(Records provided):
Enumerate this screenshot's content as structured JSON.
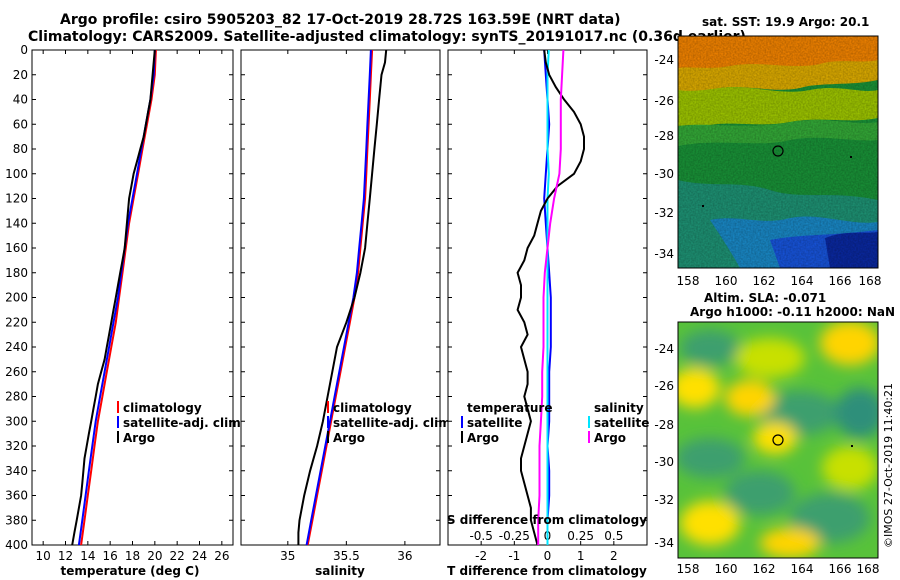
{
  "title_line1": "Argo profile: csiro 5905203_82 17-Oct-2019 28.72S 163.59E (NRT data)",
  "title_line2": "Climatology: CARS2009. Satellite-adjusted climatology: synTS_20191017.nc (0.36d earlier)",
  "colors": {
    "climatology": "#ff0000",
    "satellite": "#0000ff",
    "argo": "#000000",
    "sat_salinity": "#00e5ff",
    "clim_salinity": "#ff00ff"
  },
  "chart_data": [
    {
      "id": "temperature",
      "type": "line",
      "xlabel": "temperature (deg C)",
      "ylabel": "",
      "xlim": [
        9,
        27
      ],
      "ylim": [
        0,
        400
      ],
      "xticks": [
        10,
        12,
        14,
        16,
        18,
        20,
        22,
        24,
        26
      ],
      "yticks": [
        0,
        20,
        40,
        60,
        80,
        100,
        120,
        140,
        160,
        180,
        200,
        220,
        240,
        260,
        280,
        300,
        320,
        340,
        360,
        380,
        400
      ],
      "legend": [
        "climatology",
        "satellite-adj. clim.",
        "Argo"
      ],
      "legend_position": "lower-right",
      "series": [
        {
          "name": "climatology",
          "color": "#ff0000",
          "depth": [
            0,
            20,
            40,
            60,
            80,
            100,
            120,
            140,
            160,
            180,
            200,
            220,
            240,
            260,
            280,
            300,
            320,
            340,
            360,
            380,
            400
          ],
          "values": [
            20.1,
            20.0,
            19.7,
            19.3,
            18.9,
            18.5,
            18.1,
            17.7,
            17.4,
            17.1,
            16.8,
            16.5,
            16.1,
            15.7,
            15.3,
            14.9,
            14.6,
            14.3,
            14.0,
            13.7,
            13.4
          ]
        },
        {
          "name": "satellite-adj. clim.",
          "color": "#0000ff",
          "depth": [
            0,
            20,
            40,
            60,
            80,
            100,
            120,
            140,
            160,
            180,
            200,
            220,
            240,
            260,
            280,
            300,
            320,
            340,
            360,
            380,
            400
          ],
          "values": [
            20.0,
            19.9,
            19.6,
            19.2,
            18.8,
            18.4,
            18.0,
            17.6,
            17.3,
            17.0,
            16.7,
            16.3,
            15.9,
            15.5,
            15.1,
            14.7,
            14.4,
            14.1,
            13.8,
            13.5,
            13.2
          ]
        },
        {
          "name": "Argo",
          "color": "#000000",
          "depth": [
            0,
            10,
            20,
            30,
            40,
            50,
            60,
            70,
            80,
            90,
            100,
            110,
            120,
            130,
            140,
            150,
            160,
            170,
            180,
            190,
            200,
            210,
            220,
            230,
            240,
            250,
            260,
            270,
            280,
            290,
            300,
            310,
            320,
            330,
            340,
            350,
            360,
            370,
            380,
            390,
            400
          ],
          "values": [
            20.0,
            19.9,
            19.8,
            19.7,
            19.6,
            19.4,
            19.2,
            19.0,
            18.7,
            18.4,
            18.1,
            17.9,
            17.7,
            17.6,
            17.5,
            17.4,
            17.3,
            17.1,
            16.9,
            16.7,
            16.5,
            16.3,
            16.1,
            15.9,
            15.7,
            15.5,
            15.2,
            14.9,
            14.7,
            14.5,
            14.3,
            14.1,
            13.9,
            13.7,
            13.6,
            13.5,
            13.4,
            13.2,
            13.0,
            12.8,
            12.6
          ]
        }
      ]
    },
    {
      "id": "salinity",
      "type": "line",
      "xlabel": "salinity",
      "ylabel": "",
      "xlim": [
        34.6,
        36.3
      ],
      "ylim": [
        0,
        400
      ],
      "xticks": [
        35,
        35.5,
        36
      ],
      "xticklabels": [
        "35",
        "35.5",
        "36"
      ],
      "legend": [
        "climatology",
        "satellite-adj. clim.",
        "Argo"
      ],
      "legend_position": "lower-right",
      "series": [
        {
          "name": "climatology",
          "color": "#ff0000",
          "depth": [
            0,
            20,
            40,
            60,
            80,
            100,
            120,
            140,
            160,
            180,
            200,
            220,
            240,
            260,
            280,
            300,
            320,
            340,
            360,
            380,
            400
          ],
          "values": [
            35.72,
            35.71,
            35.7,
            35.69,
            35.68,
            35.67,
            35.66,
            35.64,
            35.62,
            35.6,
            35.57,
            35.53,
            35.49,
            35.45,
            35.41,
            35.37,
            35.33,
            35.29,
            35.25,
            35.21,
            35.17
          ]
        },
        {
          "name": "satellite-adj. clim.",
          "color": "#0000ff",
          "depth": [
            0,
            20,
            40,
            60,
            80,
            100,
            120,
            140,
            160,
            180,
            200,
            220,
            240,
            260,
            280,
            300,
            320,
            340,
            360,
            380,
            400
          ],
          "values": [
            35.71,
            35.7,
            35.69,
            35.68,
            35.67,
            35.66,
            35.65,
            35.63,
            35.61,
            35.59,
            35.56,
            35.52,
            35.48,
            35.44,
            35.4,
            35.36,
            35.32,
            35.28,
            35.24,
            35.2,
            35.16
          ]
        },
        {
          "name": "Argo",
          "color": "#000000",
          "depth": [
            0,
            10,
            20,
            40,
            60,
            80,
            100,
            120,
            140,
            160,
            180,
            200,
            220,
            240,
            260,
            280,
            300,
            320,
            340,
            360,
            380,
            390,
            400
          ],
          "values": [
            35.84,
            35.83,
            35.8,
            35.78,
            35.76,
            35.74,
            35.72,
            35.7,
            35.68,
            35.66,
            35.62,
            35.57,
            35.5,
            35.42,
            35.38,
            35.34,
            35.3,
            35.25,
            35.19,
            35.14,
            35.1,
            35.09,
            35.09
          ]
        }
      ]
    },
    {
      "id": "differences",
      "type": "line",
      "xlabel": "T difference from climatology",
      "xlabel2": "S difference from climatology",
      "ylabel": "",
      "xlim": [
        -3,
        3
      ],
      "xlim2": [
        -0.75,
        0.75
      ],
      "ylim": [
        0,
        400
      ],
      "xticks": [
        -2,
        -1,
        0,
        1,
        2
      ],
      "xticks2": [
        -0.5,
        -0.25,
        0,
        0.25,
        0.5
      ],
      "xticklabels2": [
        "-0.5",
        "-0.25",
        "0",
        "0.25",
        "0.5"
      ],
      "legend_temperature_title": "temperature",
      "legend_salinity_title": "salinity",
      "legend_temperature": [
        "satellite",
        "Argo"
      ],
      "legend_salinity": [
        "satellite",
        "Argo"
      ],
      "legend_position": "lower-center",
      "series": [
        {
          "name": "T satellite",
          "axis": "T",
          "color": "#0000ff",
          "depth": [
            0,
            20,
            40,
            60,
            80,
            100,
            120,
            140,
            160,
            180,
            200,
            220,
            240,
            260,
            280,
            300,
            320,
            340,
            360,
            380,
            400
          ],
          "values": [
            -0.1,
            -0.05,
            0.0,
            0.05,
            0.0,
            -0.05,
            -0.1,
            -0.05,
            0.0,
            0.05,
            0.1,
            0.1,
            0.1,
            0.05,
            0.05,
            0.05,
            0.0,
            0.05,
            0.05,
            0.0,
            0.0
          ]
        },
        {
          "name": "S satellite",
          "axis": "S",
          "color": "#00e5ff",
          "depth": [
            0,
            20,
            40,
            60,
            80,
            100,
            120,
            140,
            160,
            180,
            200,
            220,
            240,
            260,
            280,
            300,
            320,
            340,
            360,
            380,
            400
          ],
          "values": [
            0.01,
            0.0,
            0.0,
            0.0,
            0.0,
            0.01,
            0.0,
            0.0,
            0.0,
            0.0,
            0.0,
            0.0,
            0.0,
            0.0,
            0.0,
            0.0,
            0.0,
            0.0,
            0.0,
            0.0,
            0.0
          ]
        },
        {
          "name": "T Argo",
          "axis": "T",
          "color": "#000000",
          "depth": [
            0,
            10,
            20,
            30,
            40,
            50,
            60,
            70,
            80,
            90,
            100,
            110,
            120,
            130,
            140,
            150,
            160,
            170,
            180,
            190,
            200,
            210,
            220,
            230,
            240,
            250,
            260,
            270,
            280,
            290,
            300,
            310,
            320,
            330,
            340,
            350,
            360,
            370,
            380,
            390,
            400
          ],
          "values": [
            -0.1,
            -0.05,
            0.05,
            0.25,
            0.5,
            0.8,
            1.0,
            1.1,
            1.1,
            1.0,
            0.8,
            0.3,
            0.0,
            -0.2,
            -0.3,
            -0.4,
            -0.6,
            -0.7,
            -0.9,
            -0.8,
            -0.8,
            -0.9,
            -0.7,
            -0.6,
            -0.8,
            -0.7,
            -0.6,
            -0.6,
            -0.7,
            -0.6,
            -0.5,
            -0.6,
            -0.7,
            -0.8,
            -0.8,
            -0.7,
            -0.6,
            -0.5,
            -0.5,
            -0.4,
            -0.3
          ]
        },
        {
          "name": "S Argo",
          "axis": "S",
          "color": "#ff00ff",
          "depth": [
            0,
            20,
            40,
            60,
            80,
            100,
            120,
            140,
            160,
            180,
            200,
            220,
            240,
            260,
            280,
            300,
            320,
            340,
            360,
            380,
            400
          ],
          "values": [
            0.12,
            0.11,
            0.1,
            0.1,
            0.1,
            0.09,
            0.05,
            0.02,
            0.0,
            -0.02,
            -0.03,
            -0.03,
            -0.03,
            -0.04,
            -0.04,
            -0.05,
            -0.06,
            -0.06,
            -0.06,
            -0.07,
            -0.07
          ]
        }
      ]
    }
  ],
  "maps": {
    "sst": {
      "title": "sat. SST: 19.9 Argo: 20.1",
      "xticks": [
        "158",
        "160",
        "162",
        "164",
        "166",
        "168"
      ],
      "yticks": [
        "-24",
        "-26",
        "-28",
        "-30",
        "-32",
        "-34"
      ]
    },
    "sla": {
      "title_line1": "Altim. SLA: -0.071",
      "title_line2": "Argo h1000: -0.11 h2000: NaN",
      "xticks": [
        "158",
        "160",
        "162",
        "164",
        "166",
        "168"
      ],
      "yticks": [
        "-24",
        "-26",
        "-28",
        "-30",
        "-32",
        "-34"
      ]
    }
  },
  "stamp": "©IMOS 27-Oct-2019 11:40:21"
}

(Exercise instructions): Select and copy every line from the records that includes the word "name".

(Result for this exercise):
          "name": "climatology",
          "name": "satellite-adj. clim.",
          "name": "Argo",
          "name": "climatology",
          "name": "satellite-adj. clim.",
          "name": "Argo",
          "name": "T satellite",
          "name": "S satellite",
          "name": "T Argo",
          "name": "S Argo",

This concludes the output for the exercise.